Figure collection entries:
===============
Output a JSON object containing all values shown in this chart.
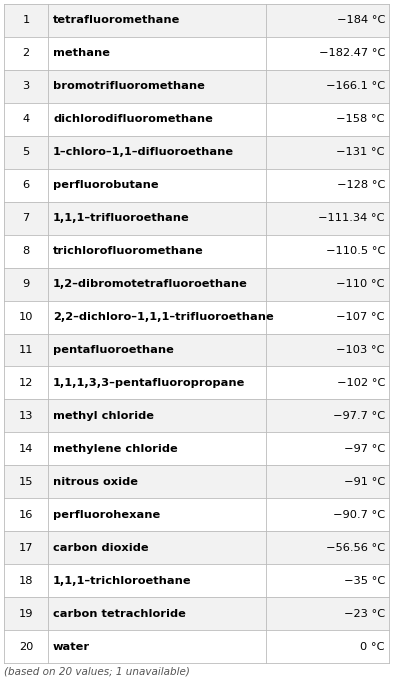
{
  "rows": [
    {
      "num": "1",
      "name": "tetrafluoromethane",
      "value": "−184 °C"
    },
    {
      "num": "2",
      "name": "methane",
      "value": "−182.47 °C"
    },
    {
      "num": "3",
      "name": "bromotrifluoromethane",
      "value": "−166.1 °C"
    },
    {
      "num": "4",
      "name": "dichlorodifluoromethane",
      "value": "−158 °C"
    },
    {
      "num": "5",
      "name": "1–chloro–1,1–difluoroethane",
      "value": "−131 °C"
    },
    {
      "num": "6",
      "name": "perfluorobutane",
      "value": "−128 °C"
    },
    {
      "num": "7",
      "name": "1,1,1–trifluoroethane",
      "value": "−111.34 °C"
    },
    {
      "num": "8",
      "name": "trichlorofluoromethane",
      "value": "−110.5 °C"
    },
    {
      "num": "9",
      "name": "1,2–dibromotetrafluoroethane",
      "value": "−110 °C"
    },
    {
      "num": "10",
      "name": "2,2–dichloro–1,1,1–trifluoroethane",
      "value": "−107 °C"
    },
    {
      "num": "11",
      "name": "pentafluoroethane",
      "value": "−103 °C"
    },
    {
      "num": "12",
      "name": "1,1,1,3,3–pentafluoropropane",
      "value": "−102 °C"
    },
    {
      "num": "13",
      "name": "methyl chloride",
      "value": "−97.7 °C"
    },
    {
      "num": "14",
      "name": "methylene chloride",
      "value": "−97 °C"
    },
    {
      "num": "15",
      "name": "nitrous oxide",
      "value": "−91 °C"
    },
    {
      "num": "16",
      "name": "perfluorohexane",
      "value": "−90.7 °C"
    },
    {
      "num": "17",
      "name": "carbon dioxide",
      "value": "−56.56 °C"
    },
    {
      "num": "18",
      "name": "1,1,1–trichloroethane",
      "value": "−35 °C"
    },
    {
      "num": "19",
      "name": "carbon tetrachloride",
      "value": "−23 °C"
    },
    {
      "num": "20",
      "name": "water",
      "value": "0 °C"
    }
  ],
  "footer": "(based on 20 values; 1 unavailable)",
  "bg_color": "#ffffff",
  "border_color": "#bbbbbb",
  "text_color": "#000000",
  "row_color_even": "#f2f2f2",
  "row_color_odd": "#ffffff",
  "font_size": 8.2,
  "footer_font_size": 7.5,
  "fig_width": 3.93,
  "fig_height": 6.85,
  "dpi": 100
}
===============
Directions for this task: Lines containing the string "trifluoroethane" are to be selected and copied.

The response:
      "name": "1,1,1–trifluoroethane",
      "name": "2,2–dichloro–1,1,1–trifluoroethane",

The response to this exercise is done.